→ Description of the task
Copy exactly the lines from the one containing "What data populates" through the last line of the records below, including both, and leave out any pictures.

→ Supplied records
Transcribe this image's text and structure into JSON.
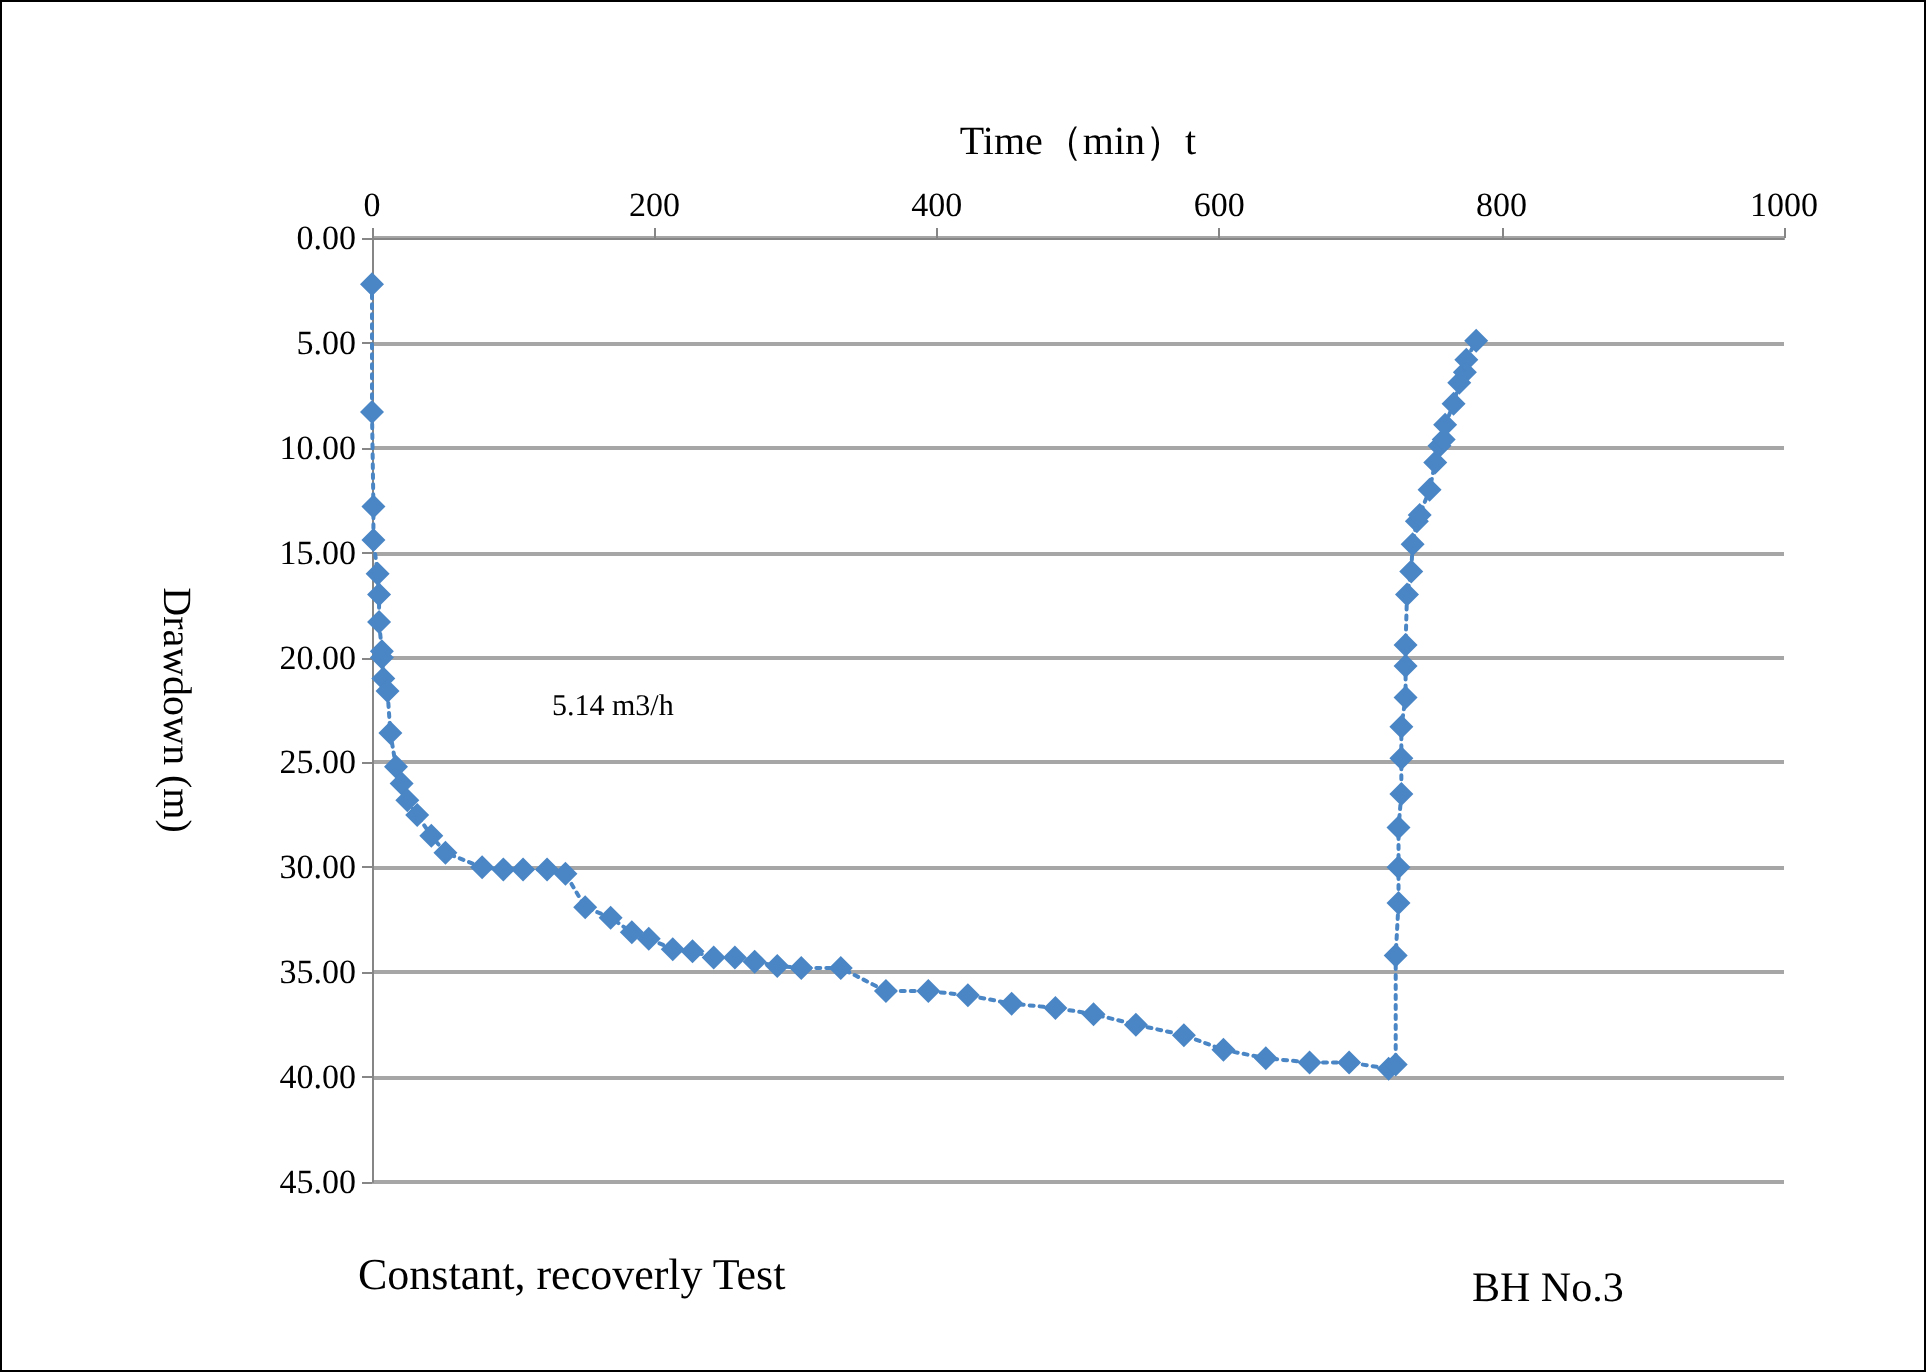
{
  "chart_data": {
    "type": "line",
    "xlabel": "Time（min）t",
    "ylabel": "Drawdown (m)",
    "annotations": [
      "5.14 m3/h",
      "Constant, recoverly Test",
      "BH No.3"
    ],
    "series": [
      {
        "color": "#4a86c5",
        "x": [
          0,
          0,
          1,
          1,
          4,
          5,
          5,
          7,
          7,
          8,
          11,
          13,
          17,
          21,
          25,
          32,
          42,
          52,
          78,
          93,
          107,
          124,
          137,
          151,
          169,
          184,
          196,
          213,
          227,
          242,
          257,
          271,
          287,
          304,
          332,
          364,
          394,
          422,
          453,
          484,
          511,
          541,
          575,
          603,
          633,
          664,
          692,
          720,
          725,
          725,
          727,
          727,
          727,
          729,
          729,
          729,
          732,
          732,
          732,
          733,
          736,
          737,
          740,
          742,
          749,
          753,
          756,
          759,
          760,
          766,
          770,
          774,
          775,
          782
        ],
        "values": [
          2.2,
          8.3,
          12.8,
          14.4,
          16.0,
          17.0,
          18.3,
          19.7,
          20.0,
          21.0,
          21.6,
          23.6,
          25.2,
          26.0,
          26.8,
          27.5,
          28.5,
          29.3,
          30.0,
          30.1,
          30.1,
          30.1,
          30.3,
          31.9,
          32.4,
          33.1,
          33.4,
          33.9,
          34.0,
          34.3,
          34.3,
          34.5,
          34.7,
          34.8,
          34.8,
          35.9,
          35.9,
          36.1,
          36.5,
          36.7,
          37.0,
          37.5,
          38.0,
          38.7,
          39.1,
          39.3,
          39.3,
          39.6,
          39.4,
          34.2,
          31.7,
          30.0,
          28.1,
          26.5,
          24.8,
          23.3,
          21.9,
          20.4,
          19.4,
          17.0,
          15.9,
          14.6,
          13.5,
          13.2,
          12.0,
          10.7,
          9.9,
          9.6,
          8.9,
          7.9,
          6.9,
          6.4,
          5.8,
          4.9
        ]
      }
    ],
    "xlim": [
      0,
      1000
    ],
    "xticks": [
      0,
      200,
      400,
      600,
      800,
      1000
    ],
    "ylim": [
      45,
      0
    ],
    "yticks": [
      {
        "value": 0,
        "label": "0.00"
      },
      {
        "value": 5,
        "label": "5.00"
      },
      {
        "value": 10,
        "label": "10.00"
      },
      {
        "value": 15,
        "label": "15.00"
      },
      {
        "value": 20,
        "label": "20.00"
      },
      {
        "value": 25,
        "label": "25.00"
      },
      {
        "value": 30,
        "label": "30.00"
      },
      {
        "value": 35,
        "label": "35.00"
      },
      {
        "value": 40,
        "label": "40.00"
      },
      {
        "value": 45,
        "label": "45.00"
      }
    ],
    "grid": "y",
    "marker": "diamond",
    "line_style": "dotted"
  }
}
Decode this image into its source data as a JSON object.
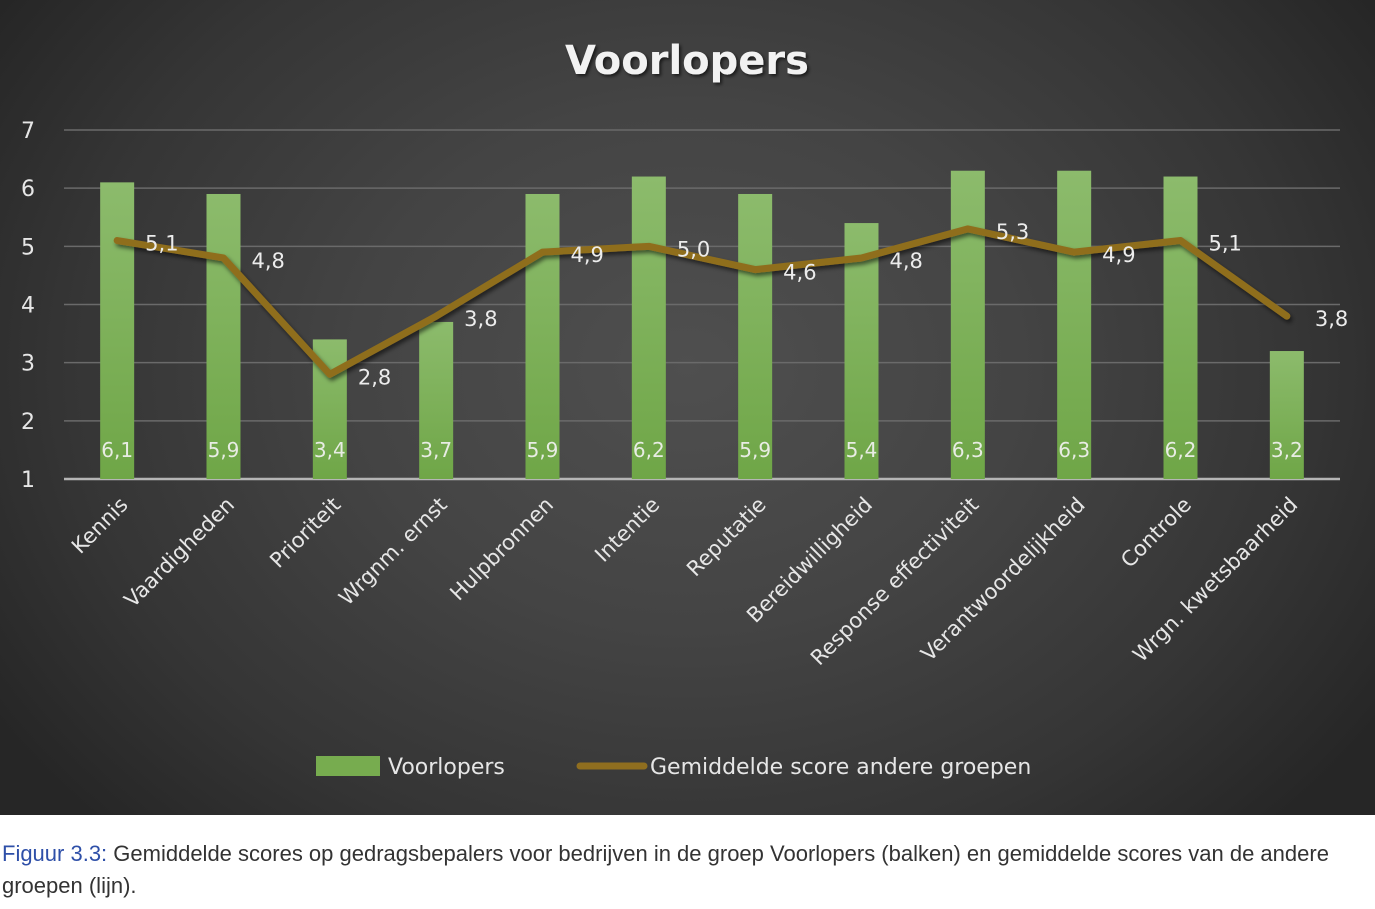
{
  "chart_data": {
    "type": "bar",
    "title": "Voorlopers",
    "xlabel": "",
    "ylabel": "",
    "ylim": [
      1,
      7
    ],
    "yticks": [
      1,
      2,
      3,
      4,
      5,
      6,
      7
    ],
    "grid": true,
    "legend_position": "bottom",
    "categories": [
      "Kennis",
      "Vaardigheden",
      "Prioriteit",
      "Wrgnm. ernst",
      "Hulpbronnen",
      "Intentie",
      "Reputatie",
      "Bereidwilligheid",
      "Response effectiviteit",
      "Verantwoordelijkheid",
      "Controle",
      "Wrgn. kwetsbaarheid"
    ],
    "series": [
      {
        "name": "Voorlopers",
        "type": "bar",
        "color": "#77ac4f",
        "values": [
          6.1,
          5.9,
          3.4,
          3.7,
          5.9,
          6.2,
          5.9,
          5.4,
          6.3,
          6.3,
          6.2,
          3.2
        ],
        "labels": [
          "6,1",
          "5,9",
          "3,4",
          "3,7",
          "5,9",
          "6,2",
          "5,9",
          "5,4",
          "6,3",
          "6,3",
          "6,2",
          "3,2"
        ]
      },
      {
        "name": "Gemiddelde score andere groepen",
        "type": "line",
        "color": "#8f6e1f",
        "values": [
          5.1,
          4.8,
          2.8,
          3.8,
          4.9,
          5.0,
          4.6,
          4.8,
          5.3,
          4.9,
          5.1,
          3.8
        ],
        "labels": [
          "5,1",
          "4,8",
          "2,8",
          "3,8",
          "4,9",
          "5,0",
          "4,6",
          "4,8",
          "5,3",
          "4,9",
          "5,1",
          "3,8"
        ]
      }
    ]
  },
  "caption": {
    "label": "Figuur 3.3:",
    "text": " Gemiddelde scores op gedragsbepalers voor bedrijven in de groep Voorlopers (balken) en gemiddelde scores van de andere groepen (lijn)."
  }
}
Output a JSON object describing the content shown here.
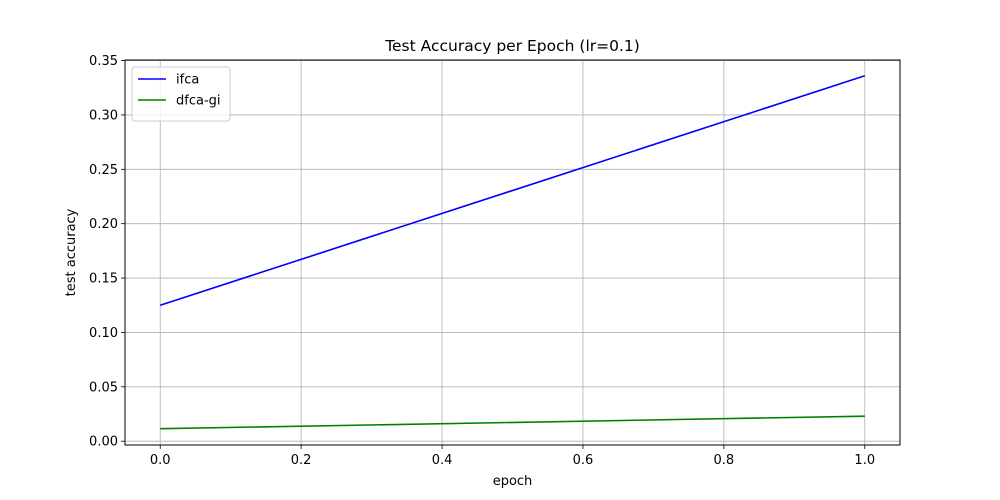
{
  "chart_data": {
    "type": "line",
    "title": "Test Accuracy per Epoch (lr=0.1)",
    "xlabel": "epoch",
    "ylabel": "test accuracy",
    "xlim": [
      -0.05,
      1.05
    ],
    "ylim": [
      -0.0035,
      0.3505
    ],
    "xticks": [
      0.0,
      0.2,
      0.4,
      0.6,
      0.8,
      1.0
    ],
    "xtick_labels": [
      "0.0",
      "0.2",
      "0.4",
      "0.6",
      "0.8",
      "1.0"
    ],
    "yticks": [
      0.0,
      0.05,
      0.1,
      0.15,
      0.2,
      0.25,
      0.3,
      0.35
    ],
    "ytick_labels": [
      "0.00",
      "0.05",
      "0.10",
      "0.15",
      "0.20",
      "0.25",
      "0.30",
      "0.35"
    ],
    "grid": true,
    "legend_position": "top-left",
    "series": [
      {
        "name": "ifca",
        "color": "#0000ff",
        "x": [
          0,
          1
        ],
        "y": [
          0.125,
          0.336
        ]
      },
      {
        "name": "dfca-gi",
        "color": "#008000",
        "x": [
          0,
          1
        ],
        "y": [
          0.0115,
          0.023
        ]
      }
    ]
  }
}
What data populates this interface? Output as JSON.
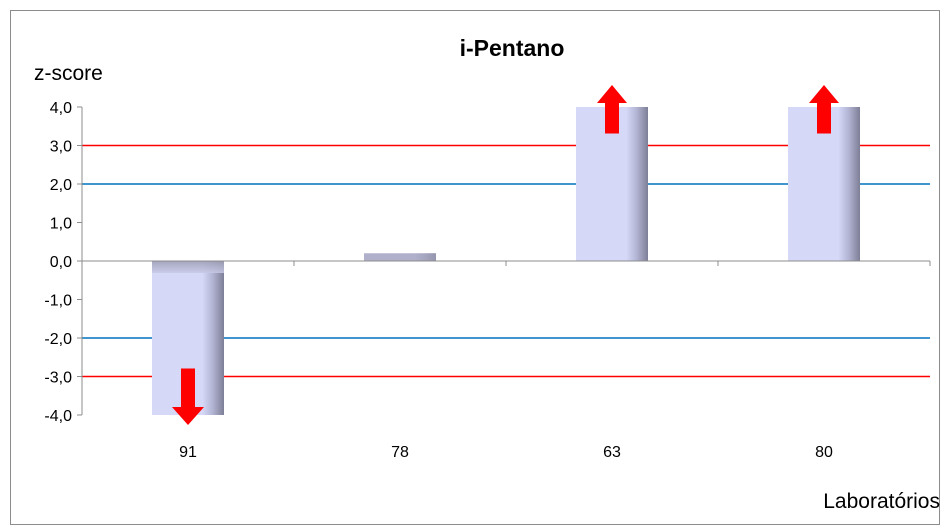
{
  "chart_data": {
    "type": "bar",
    "title": "i-Pentano",
    "ylabel": "z-score",
    "xlabel": "Laboratórios",
    "categories": [
      "91",
      "78",
      "63",
      "80"
    ],
    "values": [
      -4.0,
      0.2,
      4.0,
      4.0
    ],
    "ylim": [
      -4.0,
      4.0
    ],
    "yticks": [
      "4,0",
      "3,0",
      "2,0",
      "1,0",
      "0,0",
      "-1,0",
      "-2,0",
      "-3,0",
      "-4,0"
    ],
    "reference_lines": [
      {
        "value": 3.0,
        "color": "#ff0000"
      },
      {
        "value": -3.0,
        "color": "#ff0000"
      },
      {
        "value": 2.0,
        "color": "#0070c0"
      },
      {
        "value": -2.0,
        "color": "#0070c0"
      }
    ],
    "out_of_range_markers": [
      {
        "category": "91",
        "direction": "down"
      },
      {
        "category": "63",
        "direction": "up"
      },
      {
        "category": "80",
        "direction": "up"
      }
    ],
    "bar_color": "#d6d8f7",
    "bar_shadow_color": "#8e8fa8",
    "arrow_color": "#ff0000",
    "grid": false,
    "legend": "none"
  }
}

→ Full answer
What data populates this interface? Output as JSON.
{
  "chart_data": {
    "type": "bar",
    "title": "i-Pentano",
    "ylabel": "z-score",
    "xlabel": "Laboratórios",
    "categories": [
      "91",
      "78",
      "63",
      "80"
    ],
    "values": [
      -4.0,
      0.2,
      4.0,
      4.0
    ],
    "ylim": [
      -4.0,
      4.0
    ],
    "yticks": [
      "4,0",
      "3,0",
      "2,0",
      "1,0",
      "0,0",
      "-1,0",
      "-2,0",
      "-3,0",
      "-4,0"
    ],
    "reference_lines": [
      {
        "value": 3.0,
        "color": "#ff0000"
      },
      {
        "value": -3.0,
        "color": "#ff0000"
      },
      {
        "value": 2.0,
        "color": "#0070c0"
      },
      {
        "value": -2.0,
        "color": "#0070c0"
      }
    ],
    "out_of_range_markers": [
      {
        "category": "91",
        "direction": "down"
      },
      {
        "category": "63",
        "direction": "up"
      },
      {
        "category": "80",
        "direction": "up"
      }
    ],
    "bar_color": "#d6d8f7",
    "bar_shadow_color": "#8e8fa8",
    "arrow_color": "#ff0000",
    "grid": false,
    "legend": "none"
  }
}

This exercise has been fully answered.